Figure record extracts ▸
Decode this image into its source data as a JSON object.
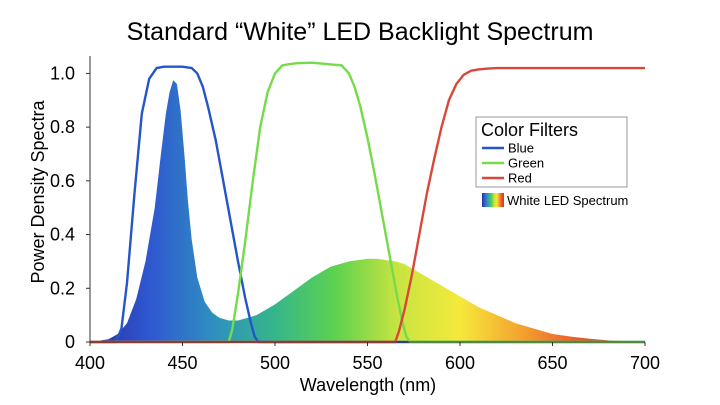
{
  "chart_data": {
    "type": "area",
    "title": "Standard “White” LED Backlight Spectrum",
    "xlabel": "Wavelength (nm)",
    "ylabel": "Power Density Spectra",
    "xlim": [
      400,
      700
    ],
    "ylim": [
      0,
      1.05
    ],
    "x_ticks": [
      "400",
      "450",
      "500",
      "550",
      "600",
      "650",
      "700"
    ],
    "y_ticks": [
      "0",
      "0.2",
      "0.4",
      "0.6",
      "0.8",
      "1.0"
    ],
    "grid": false,
    "legend": {
      "title": "Color Filters",
      "placement": "right",
      "spectrum_label": "White LED Spectrum"
    },
    "series": [
      {
        "name": "Blue",
        "kind": "line",
        "color": "#2456c8",
        "x": [
          400,
          414,
          417,
          420,
          424,
          428,
          432,
          436,
          440,
          450,
          455,
          458,
          461,
          464,
          468,
          472,
          476,
          480,
          484,
          487,
          489,
          491,
          700
        ],
        "y": [
          0,
          0,
          0.05,
          0.22,
          0.55,
          0.85,
          0.98,
          1.02,
          1.025,
          1.025,
          1.02,
          1.0,
          0.95,
          0.87,
          0.75,
          0.6,
          0.45,
          0.3,
          0.16,
          0.07,
          0.02,
          0,
          0
        ]
      },
      {
        "name": "Green",
        "kind": "line",
        "color": "#74dc4a",
        "x": [
          400,
          475,
          477,
          480,
          484,
          488,
          492,
          496,
          500,
          504,
          508,
          512,
          520,
          528,
          536,
          540,
          543,
          546,
          550,
          554,
          558,
          562,
          566,
          569,
          571,
          573,
          700
        ],
        "y": [
          0,
          0,
          0.05,
          0.18,
          0.38,
          0.6,
          0.8,
          0.93,
          1.0,
          1.03,
          1.035,
          1.038,
          1.04,
          1.035,
          1.03,
          1.0,
          0.95,
          0.88,
          0.76,
          0.62,
          0.47,
          0.32,
          0.17,
          0.07,
          0.02,
          0,
          0
        ]
      },
      {
        "name": "Red",
        "kind": "line",
        "color": "#d8483a",
        "x": [
          400,
          565,
          567,
          570,
          574,
          578,
          582,
          586,
          590,
          594,
          598,
          602,
          606,
          610,
          615,
          620,
          630,
          650,
          680,
          700
        ],
        "y": [
          0,
          0,
          0.04,
          0.12,
          0.25,
          0.4,
          0.55,
          0.68,
          0.8,
          0.9,
          0.96,
          0.995,
          1.01,
          1.015,
          1.018,
          1.02,
          1.02,
          1.02,
          1.02,
          1.02
        ]
      },
      {
        "name": "White LED Spectrum",
        "kind": "area",
        "x": [
          400,
          410,
          415,
          420,
          425,
          430,
          435,
          438,
          441,
          443,
          445,
          447,
          449,
          451,
          453,
          455,
          458,
          462,
          466,
          470,
          475,
          480,
          485,
          490,
          500,
          510,
          520,
          530,
          540,
          550,
          555,
          560,
          565,
          570,
          575,
          580,
          590,
          600,
          610,
          620,
          630,
          640,
          650,
          660,
          670,
          680,
          690,
          695,
          700
        ],
        "y": [
          0,
          0.01,
          0.03,
          0.07,
          0.16,
          0.3,
          0.5,
          0.68,
          0.85,
          0.93,
          0.975,
          0.96,
          0.86,
          0.7,
          0.52,
          0.38,
          0.24,
          0.15,
          0.11,
          0.09,
          0.08,
          0.08,
          0.09,
          0.1,
          0.14,
          0.19,
          0.24,
          0.28,
          0.3,
          0.31,
          0.31,
          0.305,
          0.3,
          0.29,
          0.27,
          0.25,
          0.21,
          0.17,
          0.13,
          0.1,
          0.07,
          0.05,
          0.03,
          0.02,
          0.012,
          0.006,
          0.003,
          0.001,
          0
        ]
      }
    ]
  },
  "colors": {
    "spectrum_gradient": [
      "#2b2fa8",
      "#2f59d0",
      "#2f8fc0",
      "#35b68a",
      "#5fd24e",
      "#c9e441",
      "#f5e93b",
      "#f4a22f",
      "#e8552a",
      "#d8342a"
    ]
  }
}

Direction ▸
Make an exact reproduction of the listing above, without any pictures.

Result ▸
Decode this image into its source data as a JSON object.
{
  "chart_data": {
    "type": "area",
    "title": "Standard “White” LED Backlight Spectrum",
    "xlabel": "Wavelength (nm)",
    "ylabel": "Power Density Spectra",
    "xlim": [
      400,
      700
    ],
    "ylim": [
      0,
      1.05
    ],
    "x_ticks": [
      "400",
      "450",
      "500",
      "550",
      "600",
      "650",
      "700"
    ],
    "y_ticks": [
      "0",
      "0.2",
      "0.4",
      "0.6",
      "0.8",
      "1.0"
    ],
    "grid": false,
    "legend": {
      "title": "Color Filters",
      "placement": "right",
      "spectrum_label": "White LED Spectrum"
    },
    "series": [
      {
        "name": "Blue",
        "kind": "line",
        "color": "#2456c8",
        "x": [
          400,
          414,
          417,
          420,
          424,
          428,
          432,
          436,
          440,
          450,
          455,
          458,
          461,
          464,
          468,
          472,
          476,
          480,
          484,
          487,
          489,
          491,
          700
        ],
        "y": [
          0,
          0,
          0.05,
          0.22,
          0.55,
          0.85,
          0.98,
          1.02,
          1.025,
          1.025,
          1.02,
          1.0,
          0.95,
          0.87,
          0.75,
          0.6,
          0.45,
          0.3,
          0.16,
          0.07,
          0.02,
          0,
          0
        ]
      },
      {
        "name": "Green",
        "kind": "line",
        "color": "#74dc4a",
        "x": [
          400,
          475,
          477,
          480,
          484,
          488,
          492,
          496,
          500,
          504,
          508,
          512,
          520,
          528,
          536,
          540,
          543,
          546,
          550,
          554,
          558,
          562,
          566,
          569,
          571,
          573,
          700
        ],
        "y": [
          0,
          0,
          0.05,
          0.18,
          0.38,
          0.6,
          0.8,
          0.93,
          1.0,
          1.03,
          1.035,
          1.038,
          1.04,
          1.035,
          1.03,
          1.0,
          0.95,
          0.88,
          0.76,
          0.62,
          0.47,
          0.32,
          0.17,
          0.07,
          0.02,
          0,
          0
        ]
      },
      {
        "name": "Red",
        "kind": "line",
        "color": "#d8483a",
        "x": [
          400,
          565,
          567,
          570,
          574,
          578,
          582,
          586,
          590,
          594,
          598,
          602,
          606,
          610,
          615,
          620,
          630,
          650,
          680,
          700
        ],
        "y": [
          0,
          0,
          0.04,
          0.12,
          0.25,
          0.4,
          0.55,
          0.68,
          0.8,
          0.9,
          0.96,
          0.995,
          1.01,
          1.015,
          1.018,
          1.02,
          1.02,
          1.02,
          1.02,
          1.02
        ]
      },
      {
        "name": "White LED Spectrum",
        "kind": "area",
        "x": [
          400,
          410,
          415,
          420,
          425,
          430,
          435,
          438,
          441,
          443,
          445,
          447,
          449,
          451,
          453,
          455,
          458,
          462,
          466,
          470,
          475,
          480,
          485,
          490,
          500,
          510,
          520,
          530,
          540,
          550,
          555,
          560,
          565,
          570,
          575,
          580,
          590,
          600,
          610,
          620,
          630,
          640,
          650,
          660,
          670,
          680,
          690,
          695,
          700
        ],
        "y": [
          0,
          0.01,
          0.03,
          0.07,
          0.16,
          0.3,
          0.5,
          0.68,
          0.85,
          0.93,
          0.975,
          0.96,
          0.86,
          0.7,
          0.52,
          0.38,
          0.24,
          0.15,
          0.11,
          0.09,
          0.08,
          0.08,
          0.09,
          0.1,
          0.14,
          0.19,
          0.24,
          0.28,
          0.3,
          0.31,
          0.31,
          0.305,
          0.3,
          0.29,
          0.27,
          0.25,
          0.21,
          0.17,
          0.13,
          0.1,
          0.07,
          0.05,
          0.03,
          0.02,
          0.012,
          0.006,
          0.003,
          0.001,
          0
        ]
      }
    ]
  },
  "colors": {
    "spectrum_gradient": [
      "#2b2fa8",
      "#2f59d0",
      "#2f8fc0",
      "#35b68a",
      "#5fd24e",
      "#c9e441",
      "#f5e93b",
      "#f4a22f",
      "#e8552a",
      "#d8342a"
    ]
  }
}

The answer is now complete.